:: Given data ::
>>

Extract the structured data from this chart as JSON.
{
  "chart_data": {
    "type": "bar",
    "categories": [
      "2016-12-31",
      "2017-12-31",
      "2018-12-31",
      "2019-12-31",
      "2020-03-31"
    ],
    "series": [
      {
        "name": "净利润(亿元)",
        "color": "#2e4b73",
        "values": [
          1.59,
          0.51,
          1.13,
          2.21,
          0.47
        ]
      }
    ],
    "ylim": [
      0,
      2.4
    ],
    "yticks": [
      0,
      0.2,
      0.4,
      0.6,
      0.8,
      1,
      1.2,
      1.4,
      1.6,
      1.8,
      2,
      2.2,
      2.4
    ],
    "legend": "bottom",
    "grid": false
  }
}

<<

:: Exercise instructions ::
Take the entries above and transcribe them exactly.

:: In response ::
Extract the structured data from this chart as JSON.
{
  "chart_data": {
    "type": "bar",
    "categories": [
      "2016-12-31",
      "2017-12-31",
      "2018-12-31",
      "2019-12-31",
      "2020-03-31"
    ],
    "series": [
      {
        "name": "净利润(亿元)",
        "color": "#2e4b73",
        "values": [
          1.59,
          0.51,
          1.13,
          2.21,
          0.47
        ]
      }
    ],
    "ylim": [
      0,
      2.4
    ],
    "yticks": [
      0,
      0.2,
      0.4,
      0.6,
      0.8,
      1,
      1.2,
      1.4,
      1.6,
      1.8,
      2,
      2.2,
      2.4
    ],
    "legend": "bottom",
    "grid": false
  }
}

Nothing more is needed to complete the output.